Information shown:
········
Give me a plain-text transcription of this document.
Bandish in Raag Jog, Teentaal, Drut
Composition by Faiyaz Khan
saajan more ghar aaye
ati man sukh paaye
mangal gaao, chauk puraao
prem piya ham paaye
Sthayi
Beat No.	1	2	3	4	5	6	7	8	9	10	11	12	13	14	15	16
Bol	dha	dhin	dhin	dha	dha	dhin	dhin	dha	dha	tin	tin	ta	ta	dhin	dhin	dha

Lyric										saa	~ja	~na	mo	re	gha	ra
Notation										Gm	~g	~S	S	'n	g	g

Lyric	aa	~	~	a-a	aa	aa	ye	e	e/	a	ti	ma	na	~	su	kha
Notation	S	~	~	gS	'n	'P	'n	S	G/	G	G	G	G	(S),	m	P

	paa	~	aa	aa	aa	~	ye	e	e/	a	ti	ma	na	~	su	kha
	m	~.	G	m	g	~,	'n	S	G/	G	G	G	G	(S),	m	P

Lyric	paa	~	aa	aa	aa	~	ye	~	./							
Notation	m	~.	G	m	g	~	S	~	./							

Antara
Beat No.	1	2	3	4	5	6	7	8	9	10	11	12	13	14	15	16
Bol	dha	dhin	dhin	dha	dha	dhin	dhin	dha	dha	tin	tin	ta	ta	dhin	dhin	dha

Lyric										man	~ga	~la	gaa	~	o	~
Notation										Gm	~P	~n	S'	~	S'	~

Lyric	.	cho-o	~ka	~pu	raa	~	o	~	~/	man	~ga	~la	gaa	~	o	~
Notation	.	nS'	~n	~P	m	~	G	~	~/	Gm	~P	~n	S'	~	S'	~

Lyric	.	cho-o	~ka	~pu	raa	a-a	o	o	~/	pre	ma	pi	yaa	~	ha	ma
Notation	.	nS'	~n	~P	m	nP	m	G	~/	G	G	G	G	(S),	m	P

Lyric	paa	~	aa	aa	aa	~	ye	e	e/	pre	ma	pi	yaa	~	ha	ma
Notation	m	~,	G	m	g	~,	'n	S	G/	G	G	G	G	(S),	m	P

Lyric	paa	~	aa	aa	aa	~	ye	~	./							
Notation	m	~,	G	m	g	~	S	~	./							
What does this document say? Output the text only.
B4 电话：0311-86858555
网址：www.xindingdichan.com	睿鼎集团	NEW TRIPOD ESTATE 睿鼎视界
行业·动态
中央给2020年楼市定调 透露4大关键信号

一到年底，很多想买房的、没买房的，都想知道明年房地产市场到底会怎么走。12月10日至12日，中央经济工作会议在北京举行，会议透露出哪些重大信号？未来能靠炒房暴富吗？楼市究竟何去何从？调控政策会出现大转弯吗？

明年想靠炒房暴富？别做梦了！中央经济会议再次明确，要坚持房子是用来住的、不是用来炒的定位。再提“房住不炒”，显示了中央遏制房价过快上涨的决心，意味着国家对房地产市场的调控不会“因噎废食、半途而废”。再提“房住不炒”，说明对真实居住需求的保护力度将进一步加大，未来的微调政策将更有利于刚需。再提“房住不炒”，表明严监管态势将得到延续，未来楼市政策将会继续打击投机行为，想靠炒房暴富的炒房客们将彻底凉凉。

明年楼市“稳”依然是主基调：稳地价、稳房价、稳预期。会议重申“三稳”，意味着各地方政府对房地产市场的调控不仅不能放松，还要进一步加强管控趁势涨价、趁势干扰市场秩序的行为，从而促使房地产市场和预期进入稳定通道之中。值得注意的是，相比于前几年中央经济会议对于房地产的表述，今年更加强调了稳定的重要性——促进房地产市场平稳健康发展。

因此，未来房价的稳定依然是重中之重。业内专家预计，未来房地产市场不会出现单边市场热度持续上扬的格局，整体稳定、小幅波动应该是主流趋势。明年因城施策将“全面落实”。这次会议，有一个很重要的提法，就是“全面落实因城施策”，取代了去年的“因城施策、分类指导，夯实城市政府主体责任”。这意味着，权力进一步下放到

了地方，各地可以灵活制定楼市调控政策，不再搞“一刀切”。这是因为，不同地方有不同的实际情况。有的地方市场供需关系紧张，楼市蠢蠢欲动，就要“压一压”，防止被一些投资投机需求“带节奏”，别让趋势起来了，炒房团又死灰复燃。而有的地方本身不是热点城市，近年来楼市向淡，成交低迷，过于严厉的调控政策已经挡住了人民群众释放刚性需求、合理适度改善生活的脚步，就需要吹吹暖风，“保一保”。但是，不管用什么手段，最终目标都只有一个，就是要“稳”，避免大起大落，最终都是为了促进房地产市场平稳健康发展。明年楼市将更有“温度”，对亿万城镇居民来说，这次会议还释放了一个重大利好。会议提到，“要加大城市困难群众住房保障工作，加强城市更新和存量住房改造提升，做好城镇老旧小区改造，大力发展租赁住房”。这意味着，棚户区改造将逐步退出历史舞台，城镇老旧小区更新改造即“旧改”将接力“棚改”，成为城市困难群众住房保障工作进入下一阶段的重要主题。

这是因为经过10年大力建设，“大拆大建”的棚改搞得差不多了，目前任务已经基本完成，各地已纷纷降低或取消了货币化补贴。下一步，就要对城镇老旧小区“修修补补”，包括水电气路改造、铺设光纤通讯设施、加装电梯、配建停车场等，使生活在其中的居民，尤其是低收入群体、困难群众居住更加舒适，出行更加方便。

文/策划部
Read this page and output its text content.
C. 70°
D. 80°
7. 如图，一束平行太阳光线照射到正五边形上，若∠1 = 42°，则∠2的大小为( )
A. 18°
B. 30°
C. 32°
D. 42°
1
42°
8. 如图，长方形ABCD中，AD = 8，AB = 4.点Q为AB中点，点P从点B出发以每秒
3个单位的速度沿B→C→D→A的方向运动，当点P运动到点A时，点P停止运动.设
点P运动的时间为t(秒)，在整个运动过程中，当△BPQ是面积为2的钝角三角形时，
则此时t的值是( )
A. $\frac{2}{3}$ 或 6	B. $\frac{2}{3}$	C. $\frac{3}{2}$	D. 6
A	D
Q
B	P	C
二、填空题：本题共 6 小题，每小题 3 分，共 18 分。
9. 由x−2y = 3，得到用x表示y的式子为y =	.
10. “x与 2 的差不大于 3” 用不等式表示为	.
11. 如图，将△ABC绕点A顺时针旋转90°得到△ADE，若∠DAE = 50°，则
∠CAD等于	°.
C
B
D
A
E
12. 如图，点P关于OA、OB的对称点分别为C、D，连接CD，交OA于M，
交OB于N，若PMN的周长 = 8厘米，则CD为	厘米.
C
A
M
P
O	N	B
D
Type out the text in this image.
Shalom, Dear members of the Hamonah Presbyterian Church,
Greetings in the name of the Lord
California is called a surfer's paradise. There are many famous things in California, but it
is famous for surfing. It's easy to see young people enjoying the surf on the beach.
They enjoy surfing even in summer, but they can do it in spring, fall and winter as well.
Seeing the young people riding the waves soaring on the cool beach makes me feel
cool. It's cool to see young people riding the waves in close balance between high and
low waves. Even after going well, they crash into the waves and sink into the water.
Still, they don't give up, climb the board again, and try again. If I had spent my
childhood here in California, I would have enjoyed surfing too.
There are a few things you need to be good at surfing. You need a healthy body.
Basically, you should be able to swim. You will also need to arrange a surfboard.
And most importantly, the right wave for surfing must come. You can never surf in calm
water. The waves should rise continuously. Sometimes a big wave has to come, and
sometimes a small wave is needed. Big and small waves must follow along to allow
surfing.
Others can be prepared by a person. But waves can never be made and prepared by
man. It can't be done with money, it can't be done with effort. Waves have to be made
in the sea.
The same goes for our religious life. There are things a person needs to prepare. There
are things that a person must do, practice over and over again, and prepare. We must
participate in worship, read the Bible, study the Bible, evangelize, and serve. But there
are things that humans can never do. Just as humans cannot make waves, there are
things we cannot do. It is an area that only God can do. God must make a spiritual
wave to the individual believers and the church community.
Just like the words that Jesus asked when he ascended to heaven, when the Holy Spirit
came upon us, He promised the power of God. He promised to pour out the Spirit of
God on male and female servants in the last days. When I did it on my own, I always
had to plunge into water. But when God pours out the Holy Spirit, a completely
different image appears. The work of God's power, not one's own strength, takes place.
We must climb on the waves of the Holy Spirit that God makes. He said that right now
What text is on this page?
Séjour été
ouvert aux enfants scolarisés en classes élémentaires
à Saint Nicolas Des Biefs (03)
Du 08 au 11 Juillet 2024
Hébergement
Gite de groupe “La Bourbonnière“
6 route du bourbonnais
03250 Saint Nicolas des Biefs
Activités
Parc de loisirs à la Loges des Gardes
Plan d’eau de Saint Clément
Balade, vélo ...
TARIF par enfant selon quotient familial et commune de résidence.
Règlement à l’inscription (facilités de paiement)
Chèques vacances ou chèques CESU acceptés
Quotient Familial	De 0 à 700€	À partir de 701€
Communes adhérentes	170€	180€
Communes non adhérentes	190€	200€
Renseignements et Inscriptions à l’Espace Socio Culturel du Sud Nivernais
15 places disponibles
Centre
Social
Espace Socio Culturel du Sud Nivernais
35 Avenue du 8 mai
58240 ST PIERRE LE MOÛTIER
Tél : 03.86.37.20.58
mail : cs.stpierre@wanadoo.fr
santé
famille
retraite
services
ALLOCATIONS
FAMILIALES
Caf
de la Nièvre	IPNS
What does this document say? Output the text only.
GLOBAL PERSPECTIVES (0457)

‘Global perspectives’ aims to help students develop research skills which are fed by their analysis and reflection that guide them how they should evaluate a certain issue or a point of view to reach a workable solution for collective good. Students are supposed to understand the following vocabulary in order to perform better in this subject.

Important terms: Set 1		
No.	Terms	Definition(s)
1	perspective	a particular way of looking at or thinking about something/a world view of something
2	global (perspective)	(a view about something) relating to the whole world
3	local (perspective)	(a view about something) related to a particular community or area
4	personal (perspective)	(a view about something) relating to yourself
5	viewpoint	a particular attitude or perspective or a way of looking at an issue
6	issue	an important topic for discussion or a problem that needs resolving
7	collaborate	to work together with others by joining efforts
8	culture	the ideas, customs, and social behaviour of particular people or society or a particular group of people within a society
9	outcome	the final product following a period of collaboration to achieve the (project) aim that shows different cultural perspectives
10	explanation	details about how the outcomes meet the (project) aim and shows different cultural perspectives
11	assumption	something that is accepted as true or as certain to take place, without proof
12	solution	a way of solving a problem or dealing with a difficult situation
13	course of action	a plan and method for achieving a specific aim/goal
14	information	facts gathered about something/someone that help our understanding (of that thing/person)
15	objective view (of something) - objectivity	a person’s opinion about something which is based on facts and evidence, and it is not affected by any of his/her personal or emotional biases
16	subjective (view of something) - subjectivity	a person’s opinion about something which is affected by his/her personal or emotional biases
········
Stated goal: Across the material above, how many lines include the string "Nicolas"? Only the number is wanted.

Exercise response: 2